- _EXCERPTED DATA_
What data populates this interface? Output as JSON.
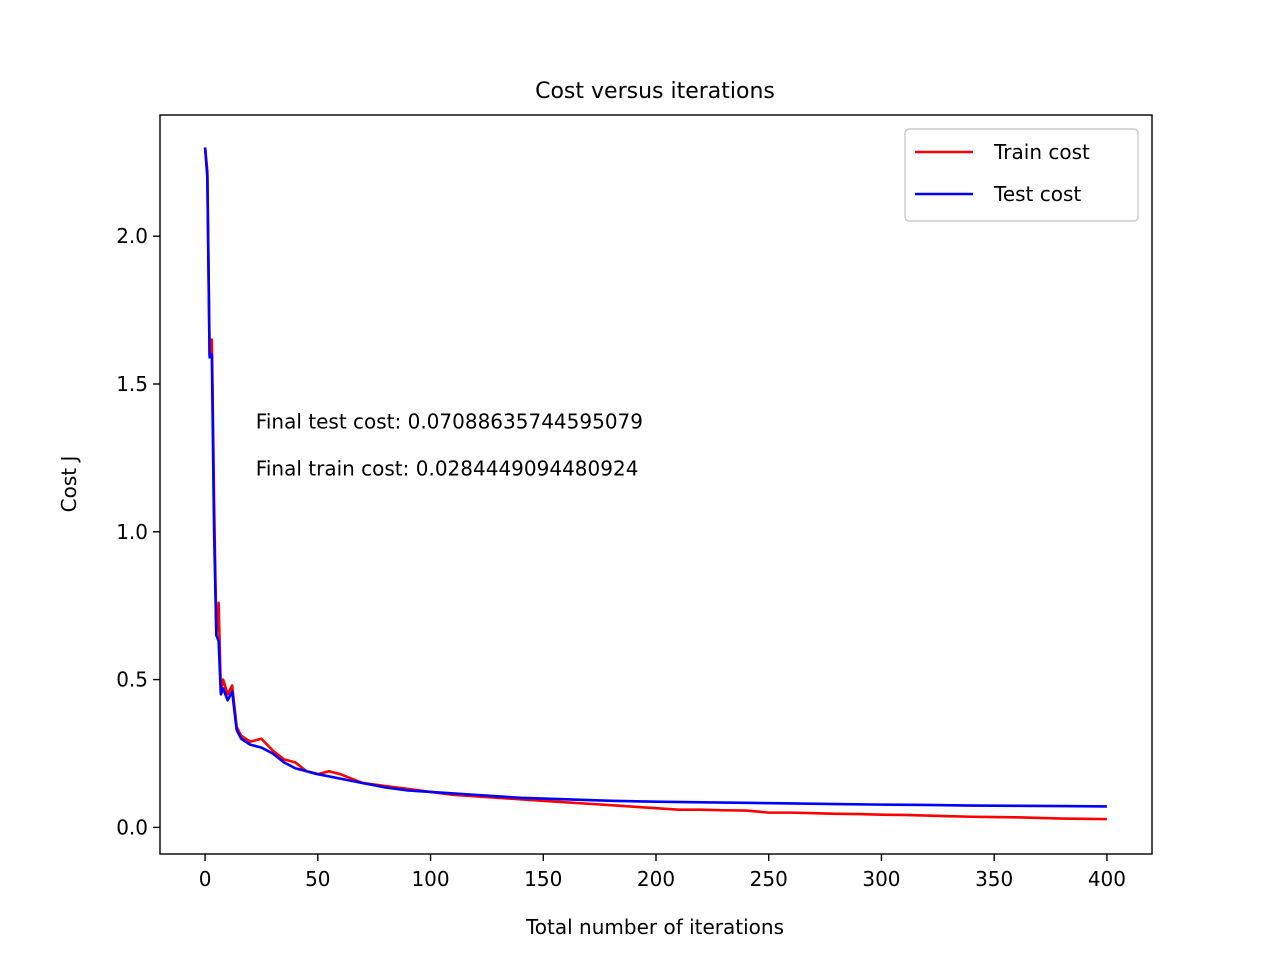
{
  "chart_data": {
    "type": "line",
    "title": "Cost versus iterations",
    "xlabel": "Total number of iterations",
    "ylabel": "Cost J",
    "xlim": [
      -20,
      420
    ],
    "ylim": [
      -0.09,
      2.41
    ],
    "xticks": [
      0,
      50,
      100,
      150,
      200,
      250,
      300,
      350,
      400
    ],
    "xtick_labels": [
      "0",
      "50",
      "100",
      "150",
      "200",
      "250",
      "300",
      "350",
      "400"
    ],
    "yticks": [
      0.0,
      0.5,
      1.0,
      1.5,
      2.0
    ],
    "ytick_labels": [
      "0.0",
      "0.5",
      "1.0",
      "1.5",
      "2.0"
    ],
    "grid": false,
    "legend_position": "upper right",
    "annotations": [
      {
        "text": "Final test cost: 0.07088635744595079",
        "x": 22.5,
        "y": 1.35
      },
      {
        "text": "Final train cost: 0.0284449094480924",
        "x": 22.5,
        "y": 1.19
      }
    ],
    "series": [
      {
        "name": "Train cost",
        "color": "#ff0000",
        "x": [
          0,
          1,
          2,
          3,
          4,
          5,
          6,
          7,
          8,
          10,
          12,
          14,
          16,
          20,
          25,
          30,
          35,
          40,
          45,
          50,
          55,
          60,
          70,
          80,
          90,
          100,
          110,
          120,
          130,
          140,
          150,
          160,
          170,
          180,
          190,
          200,
          210,
          220,
          230,
          240,
          250,
          260,
          270,
          280,
          290,
          300,
          310,
          320,
          330,
          340,
          350,
          360,
          370,
          380,
          390,
          400
        ],
        "y": [
          2.3,
          2.22,
          1.6,
          1.65,
          1.1,
          0.65,
          0.76,
          0.46,
          0.5,
          0.45,
          0.48,
          0.34,
          0.31,
          0.29,
          0.3,
          0.26,
          0.23,
          0.22,
          0.19,
          0.18,
          0.19,
          0.18,
          0.15,
          0.14,
          0.13,
          0.12,
          0.11,
          0.105,
          0.1,
          0.095,
          0.09,
          0.085,
          0.08,
          0.075,
          0.07,
          0.065,
          0.06,
          0.06,
          0.058,
          0.057,
          0.05,
          0.05,
          0.048,
          0.046,
          0.045,
          0.043,
          0.042,
          0.04,
          0.038,
          0.036,
          0.035,
          0.034,
          0.032,
          0.03,
          0.029,
          0.028
        ]
      },
      {
        "name": "Test cost",
        "color": "#0000ff",
        "x": [
          0,
          1,
          2,
          3,
          4,
          5,
          6,
          7,
          8,
          10,
          12,
          14,
          16,
          20,
          25,
          30,
          35,
          40,
          50,
          60,
          70,
          80,
          90,
          100,
          120,
          140,
          160,
          180,
          200,
          220,
          240,
          260,
          280,
          300,
          320,
          340,
          360,
          380,
          400
        ],
        "y": [
          2.3,
          2.2,
          1.59,
          1.6,
          1.0,
          0.65,
          0.63,
          0.45,
          0.47,
          0.43,
          0.46,
          0.33,
          0.3,
          0.28,
          0.27,
          0.25,
          0.22,
          0.2,
          0.18,
          0.165,
          0.15,
          0.135,
          0.125,
          0.12,
          0.11,
          0.1,
          0.095,
          0.09,
          0.087,
          0.085,
          0.083,
          0.081,
          0.079,
          0.077,
          0.076,
          0.074,
          0.073,
          0.072,
          0.0709
        ]
      }
    ]
  }
}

- _TASK GOAL_
Are you able to set down all the lines above exactly, without any pictures?

- _THE OUTPUT_
What data populates this interface? Output as JSON.
{
  "chart_data": {
    "type": "line",
    "title": "Cost versus iterations",
    "xlabel": "Total number of iterations",
    "ylabel": "Cost J",
    "xlim": [
      -20,
      420
    ],
    "ylim": [
      -0.09,
      2.41
    ],
    "xticks": [
      0,
      50,
      100,
      150,
      200,
      250,
      300,
      350,
      400
    ],
    "xtick_labels": [
      "0",
      "50",
      "100",
      "150",
      "200",
      "250",
      "300",
      "350",
      "400"
    ],
    "yticks": [
      0.0,
      0.5,
      1.0,
      1.5,
      2.0
    ],
    "ytick_labels": [
      "0.0",
      "0.5",
      "1.0",
      "1.5",
      "2.0"
    ],
    "grid": false,
    "legend_position": "upper right",
    "annotations": [
      {
        "text": "Final test cost: 0.07088635744595079",
        "x": 22.5,
        "y": 1.35
      },
      {
        "text": "Final train cost: 0.0284449094480924",
        "x": 22.5,
        "y": 1.19
      }
    ],
    "series": [
      {
        "name": "Train cost",
        "color": "#ff0000",
        "x": [
          0,
          1,
          2,
          3,
          4,
          5,
          6,
          7,
          8,
          10,
          12,
          14,
          16,
          20,
          25,
          30,
          35,
          40,
          45,
          50,
          55,
          60,
          70,
          80,
          90,
          100,
          110,
          120,
          130,
          140,
          150,
          160,
          170,
          180,
          190,
          200,
          210,
          220,
          230,
          240,
          250,
          260,
          270,
          280,
          290,
          300,
          310,
          320,
          330,
          340,
          350,
          360,
          370,
          380,
          390,
          400
        ],
        "y": [
          2.3,
          2.22,
          1.6,
          1.65,
          1.1,
          0.65,
          0.76,
          0.46,
          0.5,
          0.45,
          0.48,
          0.34,
          0.31,
          0.29,
          0.3,
          0.26,
          0.23,
          0.22,
          0.19,
          0.18,
          0.19,
          0.18,
          0.15,
          0.14,
          0.13,
          0.12,
          0.11,
          0.105,
          0.1,
          0.095,
          0.09,
          0.085,
          0.08,
          0.075,
          0.07,
          0.065,
          0.06,
          0.06,
          0.058,
          0.057,
          0.05,
          0.05,
          0.048,
          0.046,
          0.045,
          0.043,
          0.042,
          0.04,
          0.038,
          0.036,
          0.035,
          0.034,
          0.032,
          0.03,
          0.029,
          0.028
        ]
      },
      {
        "name": "Test cost",
        "color": "#0000ff",
        "x": [
          0,
          1,
          2,
          3,
          4,
          5,
          6,
          7,
          8,
          10,
          12,
          14,
          16,
          20,
          25,
          30,
          35,
          40,
          50,
          60,
          70,
          80,
          90,
          100,
          120,
          140,
          160,
          180,
          200,
          220,
          240,
          260,
          280,
          300,
          320,
          340,
          360,
          380,
          400
        ],
        "y": [
          2.3,
          2.2,
          1.59,
          1.6,
          1.0,
          0.65,
          0.63,
          0.45,
          0.47,
          0.43,
          0.46,
          0.33,
          0.3,
          0.28,
          0.27,
          0.25,
          0.22,
          0.2,
          0.18,
          0.165,
          0.15,
          0.135,
          0.125,
          0.12,
          0.11,
          0.1,
          0.095,
          0.09,
          0.087,
          0.085,
          0.083,
          0.081,
          0.079,
          0.077,
          0.076,
          0.074,
          0.073,
          0.072,
          0.0709
        ]
      }
    ]
  }
}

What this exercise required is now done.